Do this = Scan the data. Collect each line that contains the word "left".

Extracted entries =
=====
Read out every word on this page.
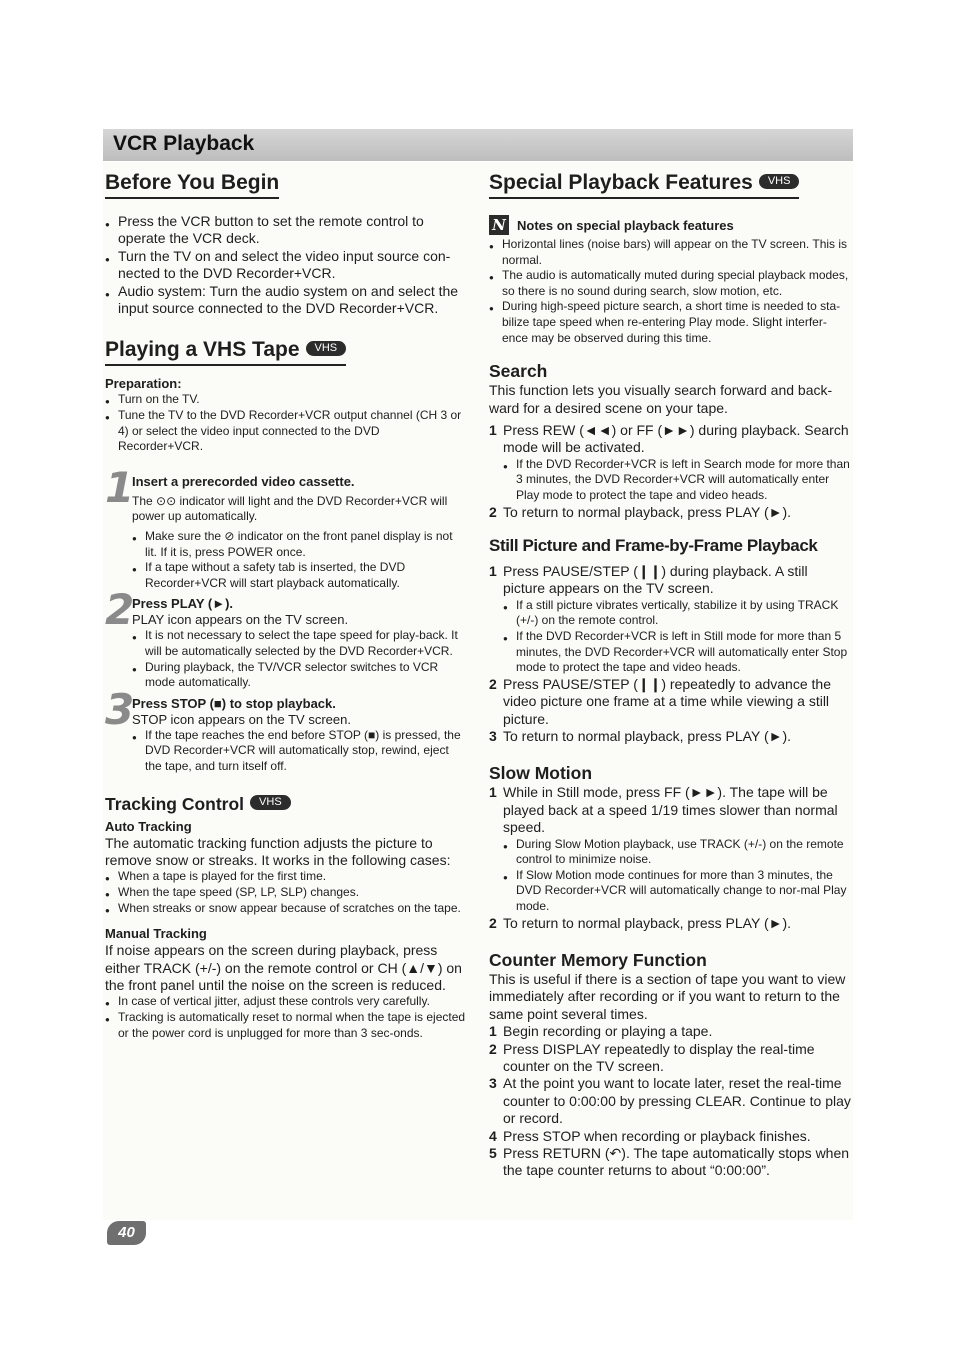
VCR Playback
Before You Begin
● Press the VCR button to set the remote control to operate the VCR deck.
● Turn the TV on and select the video input source con-nected to the DVD Recorder+VCR.
● Audio system: Turn the audio system on and select the input source connected to the DVD Recorder+VCR.
Playing a VHS Tape VHS
Preparation:
● Turn on the TV.
● Tune the TV to the DVD Recorder+VCR output channel (CH 3 or 4) or select the video input connected to the DVD Recorder+VCR.
1
Insert a prerecorded video cassette.

The ⊙⊙ indicator will light and the DVD Recorder+VCR will power up automatically.

● Make sure the ⊘ indicator on the front panel display is not lit. If it is, press POWER once.
● If a tape without a safety tab is inserted, the DVD Recorder+VCR will start playback automatically.
2
Press PLAY (►).

PLAY icon appears on the TV screen.

● It is not necessary to select the tape speed for play-back. It will be automatically selected by the DVD Recorder+VCR.
● During playback, the TV/VCR selector switches to VCR mode automatically.
3
Press STOP (■) to stop playback.

STOP icon appears on the TV screen.

● If the tape reaches the end before STOP (■) is pressed, the DVD Recorder+VCR will automatically stop, rewind, eject the tape, and turn itself off.
Tracking Control VHS
Auto Tracking

The automatic tracking function adjusts the picture to remove snow or streaks. It works in the following cases:

● When a tape is played for the first time.
● When the tape speed (SP, LP, SLP) changes.
● When streaks or snow appear because of scratches on the tape.
Manual Tracking

If noise appears on the screen during playback, press either TRACK (+/-) on the remote control or CH (▲/▼) on the front panel until the noise on the screen is reduced.

● In case of vertical jitter, adjust these controls very carefully.
● Tracking is automatically reset to normal when the tape is ejected or the power cord is unplugged for more than 3 sec-onds.
Special Playback Features VHS
N Notes on special playback features
● Horizontal lines (noise bars) will appear on the TV screen. This is normal.
● The audio is automatically muted during special playback modes, so there is no sound during search, slow motion, etc.
● During high-speed picture search, a short time is needed to sta-bilize tape speed when re-entering Play mode. Slight interfer-ence may be observed during this time.
Search

This function lets you visually search forward and back-ward for a desired scene on your tape.

1 Press REW (◄◄) or FF (►►) during playback. Search mode will be activated.
● If the DVD Recorder+VCR is left in Search mode for more than 3 minutes, the DVD Recorder+VCR will automatically enter Play mode to protect the tape and video heads.
2 To return to normal playback, press PLAY (►).
Still Picture and Frame-by-Frame Playback
1 Press PAUSE/STEP (❙❙) during playback. A still picture appears on the TV screen.
● If a still picture vibrates vertically, stabilize it by using TRACK (+/-) on the remote control.
● If the DVD Recorder+VCR is left in Still mode for more than 5 minutes, the DVD Recorder+VCR will automatically enter Stop mode to protect the tape and video heads.
2 Press PAUSE/STEP (❙❙) repeatedly to advance the video picture one frame at a time while viewing a still picture.
3 To return to normal playback, press PLAY (►).
Slow Motion
1 While in Still mode, press FF (►►). The tape will be played back at a speed 1/19 times slower than normal speed.
● During Slow Motion playback, use TRACK (+/-) on the remote control to minimize noise.
● If Slow Motion mode continues for more than 3 minutes, the DVD Recorder+VCR will automatically change to nor-mal Play mode.
2 To return to normal playback, press PLAY (►).
Counter Memory Function

This is useful if there is a section of tape you want to view immediately after recording or if you want to return to the same point several times.

1 Begin recording or playing a tape.
2 Press DISPLAY repeatedly to display the real-time counter on the TV screen.
3 At the point you want to locate later, reset the real-time counter to 0:00:00 by pressing CLEAR. Continue to play or record.
4 Press STOP when recording or playback finishes.
5 Press RETURN (↶). The tape automatically stops when the tape counter returns to about “0:00:00”.
40
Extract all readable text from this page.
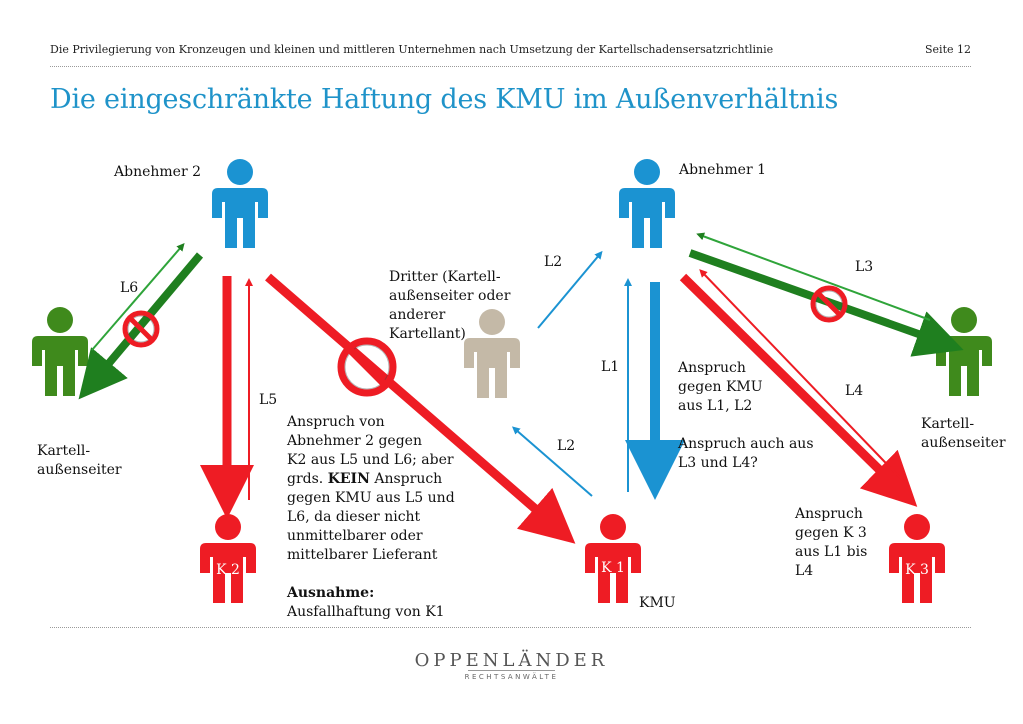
Die Privilegierung von Kronzeugen und kleinen und mittleren Unternehmen nach Umsetzung der Kartellschadensersatzrichtlinie	Seite 12
Die eingeschränkte Haftung des KMU im Außenverhältnis
K 2	K 1	K 3
Abnehmer 2	Abnehmer 1
Kartell-
außenseiter
Kartell-
außenseiter
Dritter (Kartell-
außenseiter oder
anderer
Kartellant)
KMU
L6
L5
L2
L2
L1
L3
L4
Anspruch von
Abnehmer 2 gegen
K2 aus L5 und L6; aber
grds. KEIN Anspruch
gegen KMU aus L5 und
L6, da dieser nicht
unmittelbarer oder
mittelbarer Lieferant
Ausnahme:
Ausfallhaftung von K1
Anspruch
gegen KMU
aus L1, L2
Anspruch auch aus
L3 und L4?
Anspruch
gegen K 3
aus L1 bis
L4
OPPENLÄNDER
RECHTSANWÄLTE
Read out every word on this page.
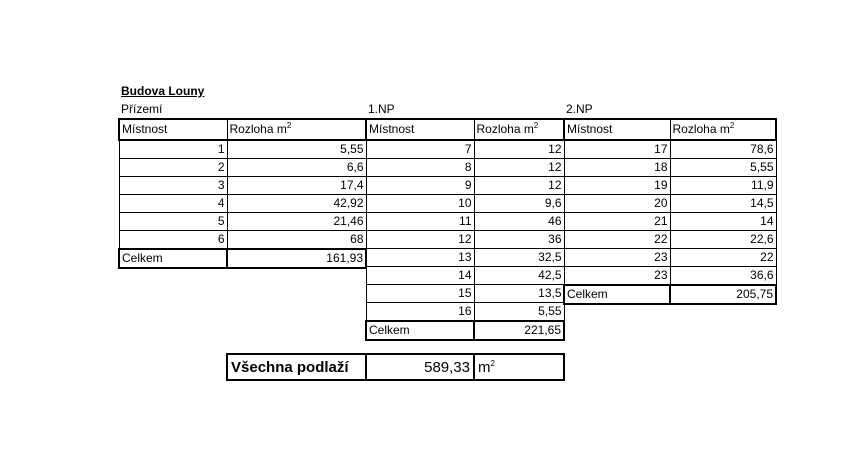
Budova Louny
Přízemí	1.NP	2.NP
Místnost	Rozloha $m^2$
1	5,55
2	6,6
3	17,4
4	42,92
5	21,46
6	68
Celkem	161,93
Místnost	Rozloha $m^2$
7	12
8	12
9	12
10	9,6
11	46
12	36
13	32,5
14	42,5
15	13,5
16	5,55
Celkem	221,65
Místnost	Rozloha $m^2$
17	78,6
18	5,55
19	11,9
20	14,5
21	14
22	22,6
23	22
23	36,6
Celkem	205,75
Všechna podlaží	589,33	$m^2$
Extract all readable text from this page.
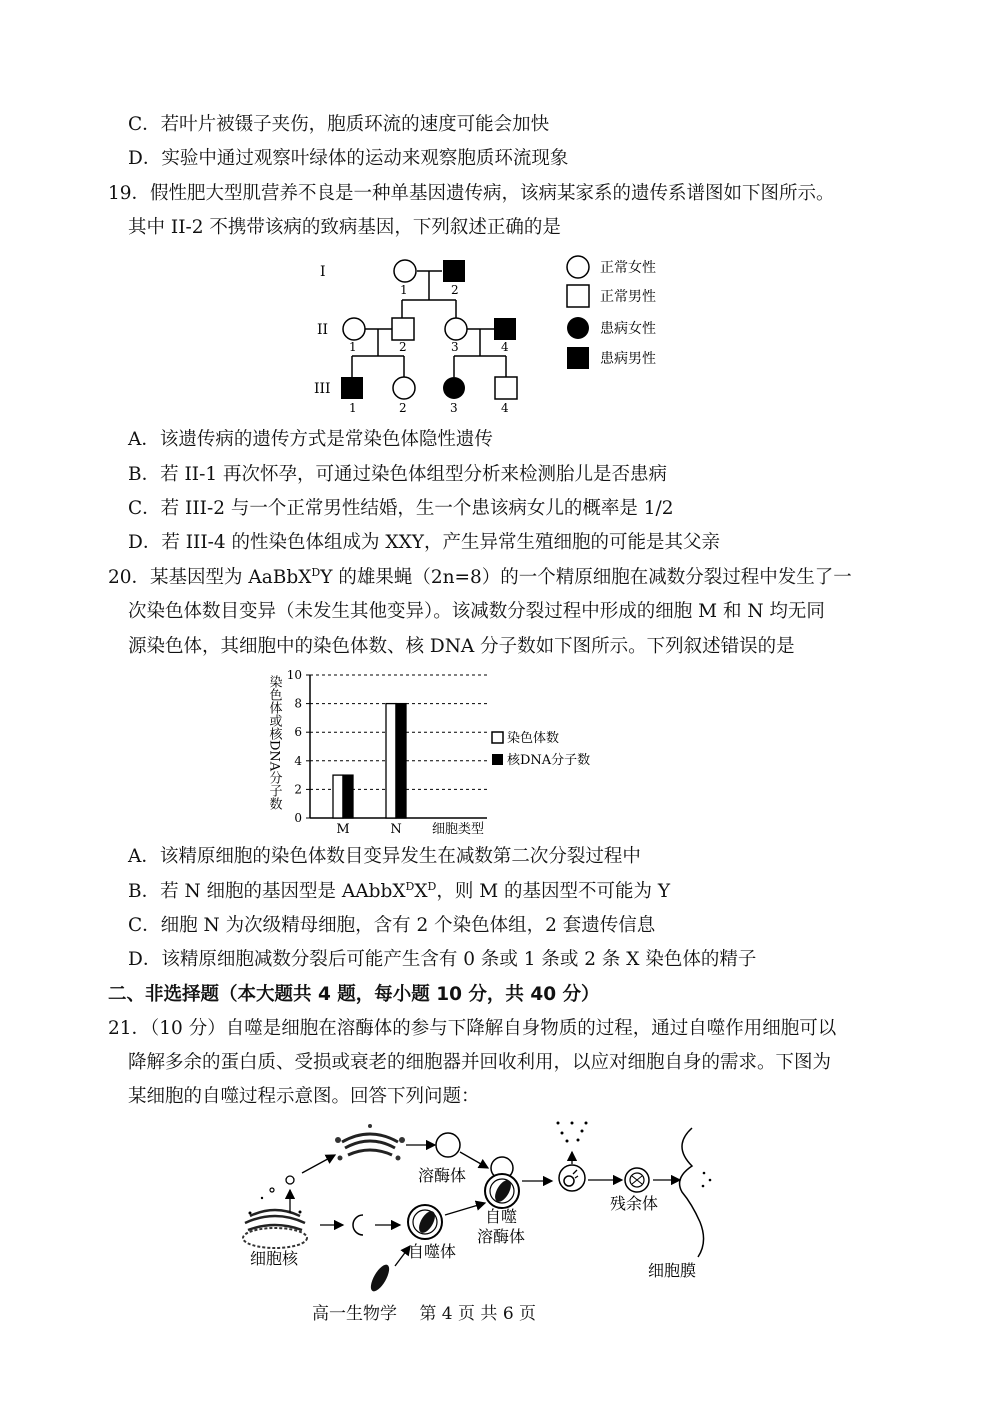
C．若叶片被镊子夹伤，胞质环流的速度可能会加快
D．实验中通过观察叶绿体的运动来观察胞质环流现象
19．假性肥大型肌营养不良是一种单基因遗传病，该病某家系的遗传系谱图如下图所示。
其中 II-2 不携带该病的致病基因，下列叙述正确的是
I
II
III
1	2
1	2	3	4
1	2	3	4
正常女性
正常男性
患病女性
患病男性
A．该遗传病的遗传方式是常染色体隐性遗传
B．若 II-1 再次怀孕，可通过染色体组型分析来检测胎儿是否患病
C．若 III-2 与一个正常男性结婚，生一个患该病女儿的概率是 1/2
D．若 III-4 的性染色体组成为 XXY，产生异常生殖细胞的可能是其父亲
20．某基因型为 AaBbX$^D$Y 的雄果蝇（2n=8）的一个精原细胞在减数分裂过程中发生了一
次染色体数目变异（未发生其他变异）。该减数分裂过程中形成的细胞 M 和 N 均无同
源染色体，其细胞中的染色体数、核 DNA 分子数如下图所示。下列叙述错误的是
0
2
4
6
8
10
M	N
染色体或核DNA分子数
细胞类型
染色体数
核DNA分子数
A．该精原细胞的染色体数目变异发生在减数第二次分裂过程中
B．若 N 细胞的基因型是 $AAbbX^DX^D$，则 M 的基因型不可能为 Y
C．细胞 N 为次级精母细胞，含有 2 个染色体组，2 套遗传信息
D．该精原细胞减数分裂后可能产生含有 0 条或 1 条或 2 条 X 染色体的精子
二、非选择题（本大题共 4 题，每小题 10 分，共 40 分）
21．（10 分）自噬是细胞在溶酶体的参与下降解自身物质的过程，通过自噬作用细胞可以
降解多余的蛋白质、受损或衰老的细胞器并回收利用，以应对细胞自身的需求。下图为
某细胞的自噬过程示意图。回答下列问题：
溶酶体
自噬体
自噬
溶酶体
残余体
细胞膜
细胞核
高一生物学　 第 4 页 共 6 页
=====
Correct result =
● If the DVD Recorder+VCR is left in Search mode for more than 3 minutes, the DVD Recorder+VCR will automatically enter Play mode to protect the tape and video heads.
● If the DVD Recorder+VCR is left in Still mode for more than 5 minutes, the DVD Recorder+VCR will automatically enter Stop mode to protect the tape and video heads.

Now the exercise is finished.